## Stated problem
Take the entries below and print all of them exactly, please.
------------------------------------------------------------------------
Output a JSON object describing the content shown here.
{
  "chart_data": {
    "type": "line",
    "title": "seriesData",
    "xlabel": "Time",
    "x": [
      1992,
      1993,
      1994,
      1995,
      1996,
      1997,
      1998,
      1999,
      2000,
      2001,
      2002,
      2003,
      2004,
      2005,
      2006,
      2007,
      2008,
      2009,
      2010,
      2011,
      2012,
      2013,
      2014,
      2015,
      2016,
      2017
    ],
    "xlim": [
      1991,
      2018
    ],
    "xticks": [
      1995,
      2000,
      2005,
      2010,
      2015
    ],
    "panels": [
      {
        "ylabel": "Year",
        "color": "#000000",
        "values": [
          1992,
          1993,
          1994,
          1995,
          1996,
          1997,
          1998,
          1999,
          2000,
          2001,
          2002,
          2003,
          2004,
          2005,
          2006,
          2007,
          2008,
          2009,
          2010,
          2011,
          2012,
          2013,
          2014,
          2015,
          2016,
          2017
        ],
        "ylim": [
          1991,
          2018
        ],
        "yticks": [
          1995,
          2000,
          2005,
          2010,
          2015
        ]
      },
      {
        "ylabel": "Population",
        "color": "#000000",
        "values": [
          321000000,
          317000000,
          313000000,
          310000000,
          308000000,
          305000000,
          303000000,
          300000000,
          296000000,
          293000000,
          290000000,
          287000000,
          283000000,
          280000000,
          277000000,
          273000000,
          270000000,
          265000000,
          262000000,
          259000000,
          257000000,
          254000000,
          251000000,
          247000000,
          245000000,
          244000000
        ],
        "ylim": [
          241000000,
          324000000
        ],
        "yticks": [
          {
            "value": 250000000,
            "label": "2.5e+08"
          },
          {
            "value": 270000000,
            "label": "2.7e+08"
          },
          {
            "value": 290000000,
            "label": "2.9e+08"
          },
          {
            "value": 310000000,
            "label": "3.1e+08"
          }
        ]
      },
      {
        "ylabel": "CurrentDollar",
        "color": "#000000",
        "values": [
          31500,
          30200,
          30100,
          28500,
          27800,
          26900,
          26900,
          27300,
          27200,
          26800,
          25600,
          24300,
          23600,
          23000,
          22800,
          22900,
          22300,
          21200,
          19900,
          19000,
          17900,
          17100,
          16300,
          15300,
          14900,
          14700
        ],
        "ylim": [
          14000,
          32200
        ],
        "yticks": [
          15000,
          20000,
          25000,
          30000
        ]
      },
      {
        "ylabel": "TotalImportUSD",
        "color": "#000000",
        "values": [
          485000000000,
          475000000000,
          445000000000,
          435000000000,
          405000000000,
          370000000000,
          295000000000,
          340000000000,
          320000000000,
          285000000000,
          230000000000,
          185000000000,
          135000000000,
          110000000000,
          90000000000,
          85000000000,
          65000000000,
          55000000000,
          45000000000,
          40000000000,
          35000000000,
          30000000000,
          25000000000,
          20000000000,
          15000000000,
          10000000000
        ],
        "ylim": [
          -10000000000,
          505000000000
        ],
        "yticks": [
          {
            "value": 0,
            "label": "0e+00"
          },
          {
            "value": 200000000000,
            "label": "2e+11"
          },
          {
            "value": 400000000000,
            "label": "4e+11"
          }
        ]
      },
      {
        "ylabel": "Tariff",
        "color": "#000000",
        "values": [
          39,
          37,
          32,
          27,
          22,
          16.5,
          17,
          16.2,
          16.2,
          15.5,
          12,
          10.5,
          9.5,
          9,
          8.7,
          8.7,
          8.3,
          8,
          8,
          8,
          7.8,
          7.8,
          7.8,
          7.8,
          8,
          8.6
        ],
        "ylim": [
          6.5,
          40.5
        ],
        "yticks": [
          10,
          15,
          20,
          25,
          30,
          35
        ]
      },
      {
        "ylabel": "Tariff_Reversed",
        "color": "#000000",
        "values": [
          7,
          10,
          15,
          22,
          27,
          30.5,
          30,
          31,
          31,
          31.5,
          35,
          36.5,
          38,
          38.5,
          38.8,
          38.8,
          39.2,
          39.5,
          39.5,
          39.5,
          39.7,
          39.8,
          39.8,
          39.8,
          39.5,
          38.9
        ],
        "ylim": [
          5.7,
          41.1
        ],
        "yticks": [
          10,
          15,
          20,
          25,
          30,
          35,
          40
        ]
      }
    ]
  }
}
------------------------------------------------------------------------
## Answer below
Output a JSON object describing the content shown here.
{
  "chart_data": {
    "type": "line",
    "title": "seriesData",
    "xlabel": "Time",
    "x": [
      1992,
      1993,
      1994,
      1995,
      1996,
      1997,
      1998,
      1999,
      2000,
      2001,
      2002,
      2003,
      2004,
      2005,
      2006,
      2007,
      2008,
      2009,
      2010,
      2011,
      2012,
      2013,
      2014,
      2015,
      2016,
      2017
    ],
    "xlim": [
      1991,
      2018
    ],
    "xticks": [
      1995,
      2000,
      2005,
      2010,
      2015
    ],
    "panels": [
      {
        "ylabel": "Year",
        "color": "#000000",
        "values": [
          1992,
          1993,
          1994,
          1995,
          1996,
          1997,
          1998,
          1999,
          2000,
          2001,
          2002,
          2003,
          2004,
          2005,
          2006,
          2007,
          2008,
          2009,
          2010,
          2011,
          2012,
          2013,
          2014,
          2015,
          2016,
          2017
        ],
        "ylim": [
          1991,
          2018
        ],
        "yticks": [
          1995,
          2000,
          2005,
          2010,
          2015
        ]
      },
      {
        "ylabel": "Population",
        "color": "#000000",
        "values": [
          321000000,
          317000000,
          313000000,
          310000000,
          308000000,
          305000000,
          303000000,
          300000000,
          296000000,
          293000000,
          290000000,
          287000000,
          283000000,
          280000000,
          277000000,
          273000000,
          270000000,
          265000000,
          262000000,
          259000000,
          257000000,
          254000000,
          251000000,
          247000000,
          245000000,
          244000000
        ],
        "ylim": [
          241000000,
          324000000
        ],
        "yticks": [
          {
            "value": 250000000,
            "label": "2.5e+08"
          },
          {
            "value": 270000000,
            "label": "2.7e+08"
          },
          {
            "value": 290000000,
            "label": "2.9e+08"
          },
          {
            "value": 310000000,
            "label": "3.1e+08"
          }
        ]
      },
      {
        "ylabel": "CurrentDollar",
        "color": "#000000",
        "values": [
          31500,
          30200,
          30100,
          28500,
          27800,
          26900,
          26900,
          27300,
          27200,
          26800,
          25600,
          24300,
          23600,
          23000,
          22800,
          22900,
          22300,
          21200,
          19900,
          19000,
          17900,
          17100,
          16300,
          15300,
          14900,
          14700
        ],
        "ylim": [
          14000,
          32200
        ],
        "yticks": [
          15000,
          20000,
          25000,
          30000
        ]
      },
      {
        "ylabel": "TotalImportUSD",
        "color": "#000000",
        "values": [
          485000000000,
          475000000000,
          445000000000,
          435000000000,
          405000000000,
          370000000000,
          295000000000,
          340000000000,
          320000000000,
          285000000000,
          230000000000,
          185000000000,
          135000000000,
          110000000000,
          90000000000,
          85000000000,
          65000000000,
          55000000000,
          45000000000,
          40000000000,
          35000000000,
          30000000000,
          25000000000,
          20000000000,
          15000000000,
          10000000000
        ],
        "ylim": [
          -10000000000,
          505000000000
        ],
        "yticks": [
          {
            "value": 0,
            "label": "0e+00"
          },
          {
            "value": 200000000000,
            "label": "2e+11"
          },
          {
            "value": 400000000000,
            "label": "4e+11"
          }
        ]
      },
      {
        "ylabel": "Tariff",
        "color": "#000000",
        "values": [
          39,
          37,
          32,
          27,
          22,
          16.5,
          17,
          16.2,
          16.2,
          15.5,
          12,
          10.5,
          9.5,
          9,
          8.7,
          8.7,
          8.3,
          8,
          8,
          8,
          7.8,
          7.8,
          7.8,
          7.8,
          8,
          8.6
        ],
        "ylim": [
          6.5,
          40.5
        ],
        "yticks": [
          10,
          15,
          20,
          25,
          30,
          35
        ]
      },
      {
        "ylabel": "Tariff_Reversed",
        "color": "#000000",
        "values": [
          7,
          10,
          15,
          22,
          27,
          30.5,
          30,
          31,
          31,
          31.5,
          35,
          36.5,
          38,
          38.5,
          38.8,
          38.8,
          39.2,
          39.5,
          39.5,
          39.5,
          39.7,
          39.8,
          39.8,
          39.8,
          39.5,
          38.9
        ],
        "ylim": [
          5.7,
          41.1
        ],
        "yticks": [
          10,
          15,
          20,
          25,
          30,
          35,
          40
        ]
      }
    ]
  }
}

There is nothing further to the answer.